*Problem statement*. From the entries below, copy out every line with "title" in it.

________________________

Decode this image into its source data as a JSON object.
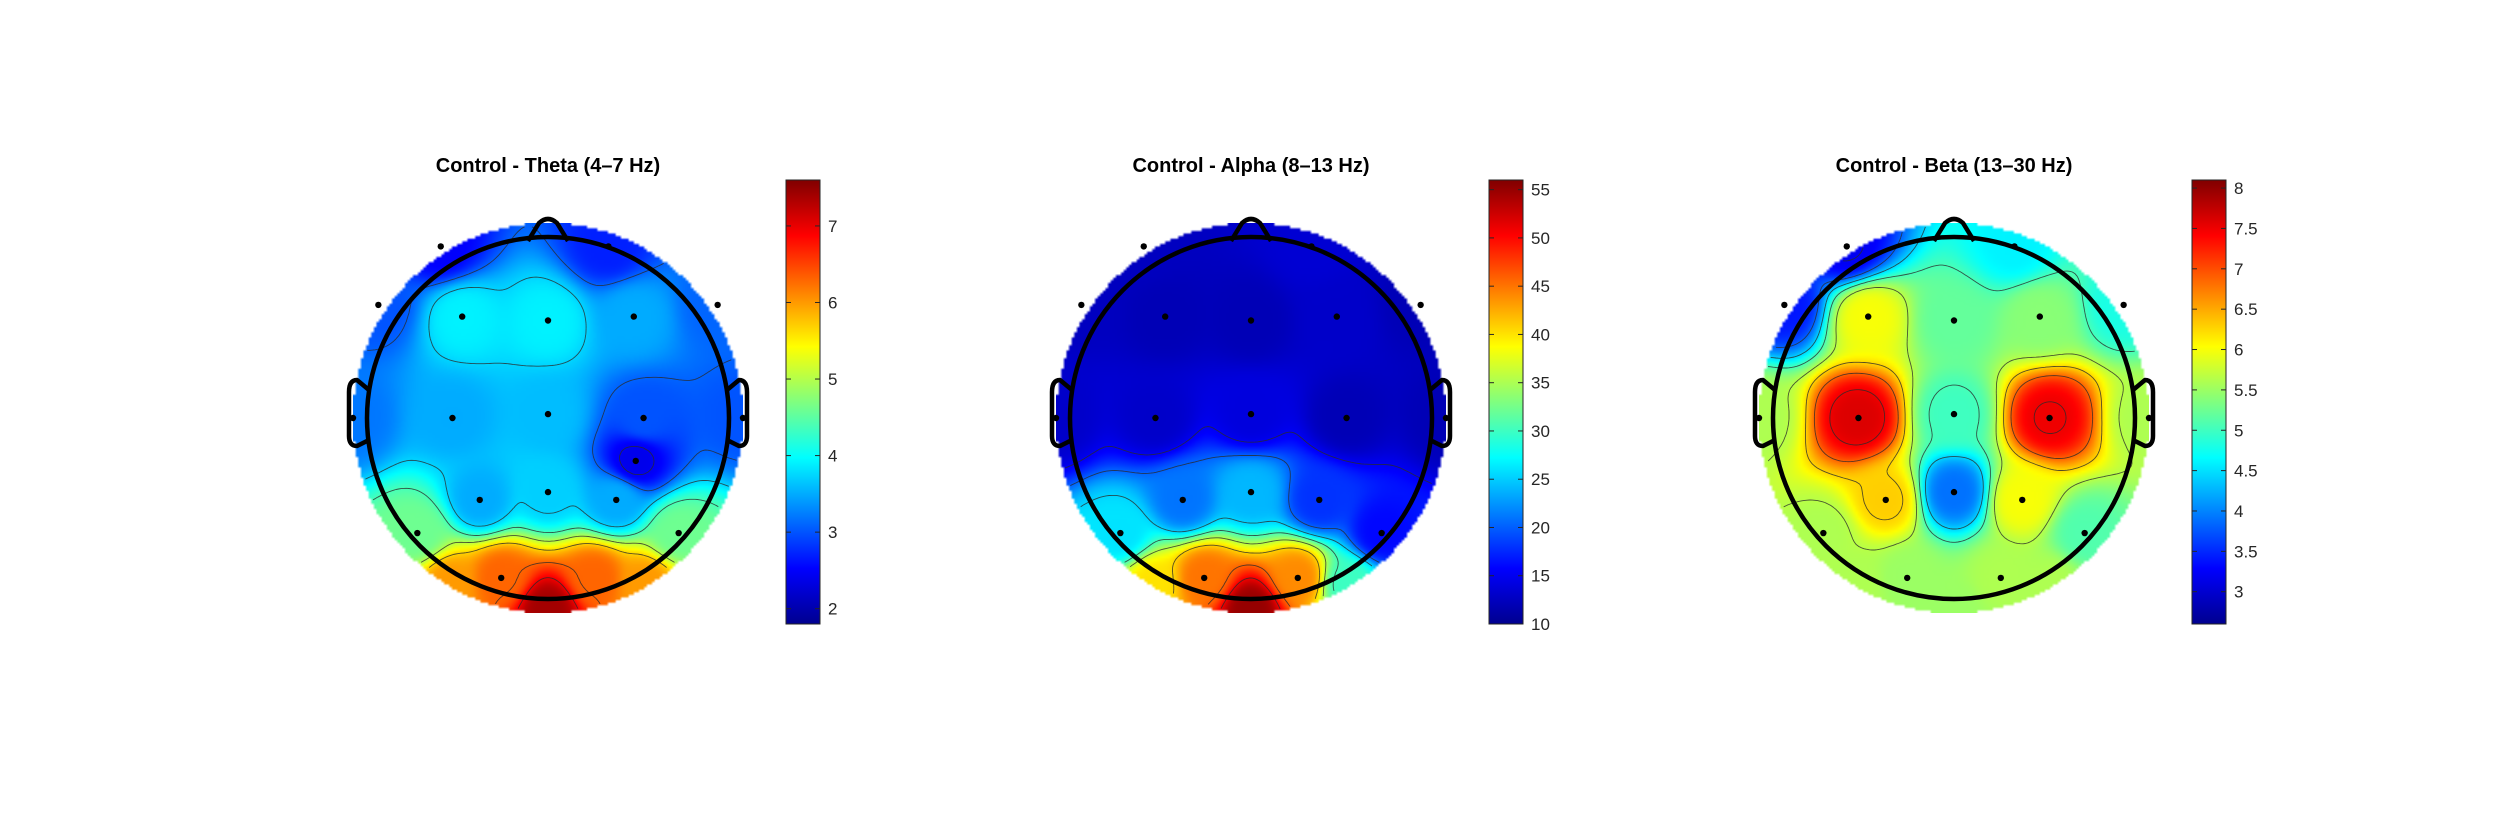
{
  "figure": {
    "colormap": "jet",
    "colormap_stops": [
      "#00008f",
      "#0000ff",
      "#00ffff",
      "#ffff00",
      "#ff0000",
      "#800000"
    ]
  },
  "chart_data": [
    {
      "type": "heatmap",
      "subtype": "eeg-topoplot",
      "title": "Control - Theta (4–7 Hz)",
      "clim": [
        1.8,
        7.6
      ],
      "colorbar_ticks": [
        "2",
        "3",
        "4",
        "5",
        "6",
        "7"
      ],
      "colorbar_tick_values": [
        2,
        3,
        4,
        5,
        6,
        7
      ],
      "background_level": 3.3,
      "electrodes": [
        {
          "x": -0.55,
          "y": 0.88,
          "v": 2.5
        },
        {
          "x": 0.31,
          "y": 0.88,
          "v": 2.7
        },
        {
          "x": -0.87,
          "y": 0.58,
          "v": 3.0
        },
        {
          "x": -0.44,
          "y": 0.52,
          "v": 3.9
        },
        {
          "x": 0.0,
          "y": 0.5,
          "v": 3.9
        },
        {
          "x": 0.44,
          "y": 0.52,
          "v": 3.5
        },
        {
          "x": 0.87,
          "y": 0.58,
          "v": 3.1
        },
        {
          "x": -1.0,
          "y": 0.0,
          "v": 3.2
        },
        {
          "x": -0.49,
          "y": 0.0,
          "v": 3.5
        },
        {
          "x": 0.0,
          "y": 0.02,
          "v": 3.6
        },
        {
          "x": 0.49,
          "y": 0.0,
          "v": 3.0
        },
        {
          "x": 1.0,
          "y": 0.0,
          "v": 3.0
        },
        {
          "x": 0.45,
          "y": -0.22,
          "v": 2.4
        },
        {
          "x": -0.35,
          "y": -0.42,
          "v": 3.5
        },
        {
          "x": 0.0,
          "y": -0.38,
          "v": 3.7
        },
        {
          "x": 0.35,
          "y": -0.42,
          "v": 3.5
        },
        {
          "x": -0.67,
          "y": -0.59,
          "v": 4.6
        },
        {
          "x": 0.67,
          "y": -0.59,
          "v": 4.6
        },
        {
          "x": -0.24,
          "y": -0.82,
          "v": 6.3
        },
        {
          "x": 0.24,
          "y": -0.82,
          "v": 6.3
        },
        {
          "x": 0.0,
          "y": -0.98,
          "v": 7.4
        },
        {
          "x": -0.5,
          "y": -0.85,
          "v": 6.0
        },
        {
          "x": 0.5,
          "y": -0.85,
          "v": 6.0
        }
      ],
      "visible_electrodes": 19
    },
    {
      "type": "heatmap",
      "subtype": "eeg-topoplot",
      "title": "Control - Alpha (8–13 Hz)",
      "clim": [
        10,
        56
      ],
      "colorbar_ticks": [
        "10",
        "15",
        "20",
        "25",
        "30",
        "35",
        "40",
        "45",
        "50",
        "55"
      ],
      "colorbar_tick_values": [
        10,
        15,
        20,
        25,
        30,
        35,
        40,
        45,
        50,
        55
      ],
      "background_level": 12.5,
      "electrodes": [
        {
          "x": -0.55,
          "y": 0.88,
          "v": 12.5
        },
        {
          "x": 0.31,
          "y": 0.88,
          "v": 13.5
        },
        {
          "x": -0.87,
          "y": 0.58,
          "v": 12.5
        },
        {
          "x": -0.44,
          "y": 0.52,
          "v": 12.0
        },
        {
          "x": 0.0,
          "y": 0.5,
          "v": 12.0
        },
        {
          "x": 0.44,
          "y": 0.52,
          "v": 13.0
        },
        {
          "x": 0.87,
          "y": 0.58,
          "v": 12.0
        },
        {
          "x": -1.0,
          "y": 0.0,
          "v": 13.0
        },
        {
          "x": -0.49,
          "y": 0.0,
          "v": 13.0
        },
        {
          "x": 0.0,
          "y": 0.02,
          "v": 14.0
        },
        {
          "x": 0.49,
          "y": 0.0,
          "v": 12.0
        },
        {
          "x": 1.0,
          "y": 0.0,
          "v": 12.0
        },
        {
          "x": -0.35,
          "y": -0.42,
          "v": 21.0
        },
        {
          "x": 0.0,
          "y": -0.38,
          "v": 24.0
        },
        {
          "x": 0.35,
          "y": -0.42,
          "v": 18.0
        },
        {
          "x": -0.67,
          "y": -0.59,
          "v": 26.0
        },
        {
          "x": 0.67,
          "y": -0.59,
          "v": 16.0
        },
        {
          "x": -0.24,
          "y": -0.82,
          "v": 45.0
        },
        {
          "x": 0.24,
          "y": -0.82,
          "v": 44.0
        },
        {
          "x": 0.0,
          "y": -0.98,
          "v": 55.0
        },
        {
          "x": -0.5,
          "y": -0.85,
          "v": 40.0
        },
        {
          "x": 0.5,
          "y": -0.85,
          "v": 30.0
        }
      ],
      "visible_electrodes": 19
    },
    {
      "type": "heatmap",
      "subtype": "eeg-topoplot",
      "title": "Control - Beta (13–30 Hz)",
      "clim": [
        2.6,
        8.1
      ],
      "colorbar_ticks": [
        "3",
        "3.5",
        "4",
        "4.5",
        "5",
        "5.5",
        "6",
        "6.5",
        "7",
        "7.5",
        "8"
      ],
      "colorbar_tick_values": [
        3,
        3.5,
        4,
        4.5,
        5,
        5.5,
        6,
        6.5,
        7,
        7.5,
        8
      ],
      "background_level": 5.6,
      "electrodes": [
        {
          "x": -0.55,
          "y": 0.88,
          "v": 3.2
        },
        {
          "x": 0.31,
          "y": 0.88,
          "v": 4.6
        },
        {
          "x": -0.87,
          "y": 0.58,
          "v": 3.4
        },
        {
          "x": -0.44,
          "y": 0.52,
          "v": 6.0
        },
        {
          "x": 0.0,
          "y": 0.5,
          "v": 5.2
        },
        {
          "x": 0.44,
          "y": 0.52,
          "v": 5.4
        },
        {
          "x": 0.87,
          "y": 0.58,
          "v": 4.8
        },
        {
          "x": -1.0,
          "y": 0.0,
          "v": 5.6
        },
        {
          "x": -0.49,
          "y": 0.0,
          "v": 7.6
        },
        {
          "x": 0.0,
          "y": 0.02,
          "v": 5.0
        },
        {
          "x": 0.49,
          "y": 0.0,
          "v": 7.5
        },
        {
          "x": 1.0,
          "y": 0.0,
          "v": 5.6
        },
        {
          "x": -0.35,
          "y": -0.42,
          "v": 6.3
        },
        {
          "x": 0.0,
          "y": -0.38,
          "v": 3.9
        },
        {
          "x": 0.35,
          "y": -0.42,
          "v": 6.0
        },
        {
          "x": -0.67,
          "y": -0.59,
          "v": 5.6
        },
        {
          "x": 0.67,
          "y": -0.59,
          "v": 5.1
        },
        {
          "x": -0.24,
          "y": -0.82,
          "v": 5.5
        },
        {
          "x": 0.24,
          "y": -0.82,
          "v": 5.6
        },
        {
          "x": 0.0,
          "y": -0.98,
          "v": 5.5
        },
        {
          "x": -0.5,
          "y": -0.85,
          "v": 5.6
        },
        {
          "x": 0.5,
          "y": -0.85,
          "v": 5.6
        }
      ],
      "visible_electrodes": 19
    }
  ]
}
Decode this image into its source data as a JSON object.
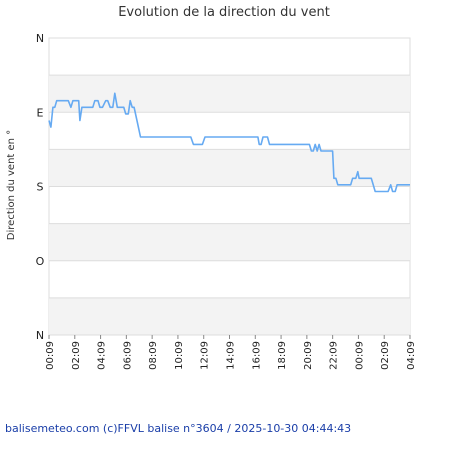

________________________

*Answer to the task*.
      "title": "Control - Theta (4–7 Hz)",
      "title": "Control - Alpha (8–13 Hz)",
      "title": "Control - Beta (13–30 Hz)",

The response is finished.